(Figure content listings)
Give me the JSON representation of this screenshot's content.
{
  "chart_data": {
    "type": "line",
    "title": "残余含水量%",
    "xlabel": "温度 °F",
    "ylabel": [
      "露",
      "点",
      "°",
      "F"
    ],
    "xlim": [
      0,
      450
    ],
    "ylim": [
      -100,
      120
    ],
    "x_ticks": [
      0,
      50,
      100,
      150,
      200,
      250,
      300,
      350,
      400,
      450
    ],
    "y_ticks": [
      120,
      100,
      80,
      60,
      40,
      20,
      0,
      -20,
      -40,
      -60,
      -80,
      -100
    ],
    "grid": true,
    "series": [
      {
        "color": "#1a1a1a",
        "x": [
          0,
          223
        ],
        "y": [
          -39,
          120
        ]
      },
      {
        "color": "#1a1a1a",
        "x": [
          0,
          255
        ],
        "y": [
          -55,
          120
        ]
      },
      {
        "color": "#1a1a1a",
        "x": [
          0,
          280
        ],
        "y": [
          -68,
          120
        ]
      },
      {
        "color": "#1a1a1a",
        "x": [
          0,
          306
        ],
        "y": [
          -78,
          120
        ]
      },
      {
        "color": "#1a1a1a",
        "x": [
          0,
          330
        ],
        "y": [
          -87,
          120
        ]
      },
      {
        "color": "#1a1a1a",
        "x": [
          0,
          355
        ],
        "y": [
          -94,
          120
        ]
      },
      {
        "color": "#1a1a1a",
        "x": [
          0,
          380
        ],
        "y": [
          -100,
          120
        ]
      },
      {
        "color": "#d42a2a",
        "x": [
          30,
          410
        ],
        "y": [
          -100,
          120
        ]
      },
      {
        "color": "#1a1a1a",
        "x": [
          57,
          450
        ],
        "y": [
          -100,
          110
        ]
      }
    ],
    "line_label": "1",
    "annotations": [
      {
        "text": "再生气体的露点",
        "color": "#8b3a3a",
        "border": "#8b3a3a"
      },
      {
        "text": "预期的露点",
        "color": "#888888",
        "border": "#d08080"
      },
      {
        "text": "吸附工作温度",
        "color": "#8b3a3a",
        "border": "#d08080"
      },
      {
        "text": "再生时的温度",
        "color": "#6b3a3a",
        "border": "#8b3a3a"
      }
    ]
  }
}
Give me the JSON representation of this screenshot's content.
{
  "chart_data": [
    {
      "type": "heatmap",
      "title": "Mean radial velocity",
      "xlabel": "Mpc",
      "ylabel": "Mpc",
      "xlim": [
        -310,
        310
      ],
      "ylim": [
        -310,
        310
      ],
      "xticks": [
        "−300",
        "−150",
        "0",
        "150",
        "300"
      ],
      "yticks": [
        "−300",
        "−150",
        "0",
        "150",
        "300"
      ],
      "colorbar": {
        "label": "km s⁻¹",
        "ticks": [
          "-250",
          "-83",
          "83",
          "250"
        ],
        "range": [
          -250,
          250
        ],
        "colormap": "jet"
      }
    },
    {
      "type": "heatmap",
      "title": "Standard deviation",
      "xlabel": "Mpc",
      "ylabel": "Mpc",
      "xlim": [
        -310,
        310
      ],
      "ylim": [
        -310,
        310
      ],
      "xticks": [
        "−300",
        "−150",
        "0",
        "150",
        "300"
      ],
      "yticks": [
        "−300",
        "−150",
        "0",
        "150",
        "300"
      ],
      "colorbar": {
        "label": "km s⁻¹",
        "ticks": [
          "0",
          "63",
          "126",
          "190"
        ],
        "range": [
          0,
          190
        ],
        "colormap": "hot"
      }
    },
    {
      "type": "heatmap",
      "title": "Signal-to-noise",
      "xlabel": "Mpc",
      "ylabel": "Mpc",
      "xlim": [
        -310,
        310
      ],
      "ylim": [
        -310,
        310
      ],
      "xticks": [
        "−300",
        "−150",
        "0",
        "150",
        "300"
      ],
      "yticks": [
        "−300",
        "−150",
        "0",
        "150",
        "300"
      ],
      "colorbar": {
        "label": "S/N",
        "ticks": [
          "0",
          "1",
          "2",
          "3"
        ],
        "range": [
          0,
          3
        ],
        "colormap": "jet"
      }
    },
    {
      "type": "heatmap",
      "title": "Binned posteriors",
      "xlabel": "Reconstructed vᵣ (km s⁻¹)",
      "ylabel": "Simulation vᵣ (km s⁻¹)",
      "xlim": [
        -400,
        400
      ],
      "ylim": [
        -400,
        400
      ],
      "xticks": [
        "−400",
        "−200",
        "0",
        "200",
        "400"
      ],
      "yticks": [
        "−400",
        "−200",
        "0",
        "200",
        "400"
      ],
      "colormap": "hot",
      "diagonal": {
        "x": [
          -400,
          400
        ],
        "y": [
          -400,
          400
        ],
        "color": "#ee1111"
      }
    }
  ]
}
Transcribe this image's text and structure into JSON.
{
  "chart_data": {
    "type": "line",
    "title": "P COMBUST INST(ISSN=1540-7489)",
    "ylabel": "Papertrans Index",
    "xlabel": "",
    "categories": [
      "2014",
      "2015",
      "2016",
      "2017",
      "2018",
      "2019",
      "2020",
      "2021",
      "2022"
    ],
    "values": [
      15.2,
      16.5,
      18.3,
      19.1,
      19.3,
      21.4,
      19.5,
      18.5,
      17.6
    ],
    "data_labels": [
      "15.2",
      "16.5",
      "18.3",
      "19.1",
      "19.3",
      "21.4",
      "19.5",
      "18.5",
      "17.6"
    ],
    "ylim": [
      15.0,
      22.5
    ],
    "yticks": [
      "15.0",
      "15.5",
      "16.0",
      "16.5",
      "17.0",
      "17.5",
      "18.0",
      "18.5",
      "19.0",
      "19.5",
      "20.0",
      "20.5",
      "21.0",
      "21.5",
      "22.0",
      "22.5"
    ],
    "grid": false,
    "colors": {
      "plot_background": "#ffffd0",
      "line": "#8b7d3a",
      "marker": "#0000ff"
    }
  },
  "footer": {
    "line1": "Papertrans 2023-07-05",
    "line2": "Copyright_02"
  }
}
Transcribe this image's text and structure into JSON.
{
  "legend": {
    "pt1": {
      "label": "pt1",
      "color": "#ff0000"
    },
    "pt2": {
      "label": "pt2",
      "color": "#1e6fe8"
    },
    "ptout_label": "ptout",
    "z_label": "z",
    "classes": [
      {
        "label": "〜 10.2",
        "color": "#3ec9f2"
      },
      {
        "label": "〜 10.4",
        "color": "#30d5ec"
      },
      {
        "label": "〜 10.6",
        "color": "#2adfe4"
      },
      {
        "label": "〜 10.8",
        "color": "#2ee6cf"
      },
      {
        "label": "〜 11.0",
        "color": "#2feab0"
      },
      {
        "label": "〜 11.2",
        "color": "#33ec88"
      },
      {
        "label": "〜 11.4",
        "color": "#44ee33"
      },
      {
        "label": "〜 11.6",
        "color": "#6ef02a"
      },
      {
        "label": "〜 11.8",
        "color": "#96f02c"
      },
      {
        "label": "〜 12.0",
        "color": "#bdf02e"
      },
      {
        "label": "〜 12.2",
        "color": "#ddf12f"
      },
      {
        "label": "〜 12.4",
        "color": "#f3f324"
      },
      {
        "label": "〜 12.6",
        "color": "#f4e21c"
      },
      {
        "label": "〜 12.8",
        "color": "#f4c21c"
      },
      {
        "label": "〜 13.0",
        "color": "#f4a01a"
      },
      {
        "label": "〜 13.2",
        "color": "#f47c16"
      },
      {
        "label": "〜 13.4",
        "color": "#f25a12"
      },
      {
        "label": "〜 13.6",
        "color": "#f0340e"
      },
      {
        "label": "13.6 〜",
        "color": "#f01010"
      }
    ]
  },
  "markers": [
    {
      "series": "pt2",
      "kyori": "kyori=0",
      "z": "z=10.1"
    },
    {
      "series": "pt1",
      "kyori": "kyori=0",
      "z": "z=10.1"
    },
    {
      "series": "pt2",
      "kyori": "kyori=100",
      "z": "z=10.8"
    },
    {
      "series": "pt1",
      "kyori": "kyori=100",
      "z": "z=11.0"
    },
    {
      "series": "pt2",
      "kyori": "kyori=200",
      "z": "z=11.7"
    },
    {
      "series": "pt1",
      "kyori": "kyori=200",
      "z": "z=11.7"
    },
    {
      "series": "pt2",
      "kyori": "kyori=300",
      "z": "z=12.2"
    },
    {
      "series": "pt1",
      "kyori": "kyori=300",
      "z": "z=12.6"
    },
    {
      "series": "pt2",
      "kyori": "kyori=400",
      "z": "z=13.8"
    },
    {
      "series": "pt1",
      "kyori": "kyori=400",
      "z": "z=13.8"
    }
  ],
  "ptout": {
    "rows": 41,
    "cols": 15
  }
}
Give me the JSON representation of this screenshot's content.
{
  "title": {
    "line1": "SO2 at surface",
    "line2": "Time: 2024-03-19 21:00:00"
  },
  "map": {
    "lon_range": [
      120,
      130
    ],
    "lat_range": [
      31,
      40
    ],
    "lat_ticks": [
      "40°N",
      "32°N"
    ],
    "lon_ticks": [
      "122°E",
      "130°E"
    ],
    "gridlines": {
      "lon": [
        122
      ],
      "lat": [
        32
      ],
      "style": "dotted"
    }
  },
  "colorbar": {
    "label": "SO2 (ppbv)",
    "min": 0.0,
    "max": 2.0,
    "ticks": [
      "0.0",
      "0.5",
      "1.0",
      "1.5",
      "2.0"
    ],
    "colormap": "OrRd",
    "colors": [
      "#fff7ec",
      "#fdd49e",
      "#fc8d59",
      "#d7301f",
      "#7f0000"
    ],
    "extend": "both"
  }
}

#### To be done:
Lines of the material that contain the word "Papertrans" are to be gathered.

#### The solution:
    "ylabel": "Papertrans Index",
    "line1": "Papertrans 2023-07-05",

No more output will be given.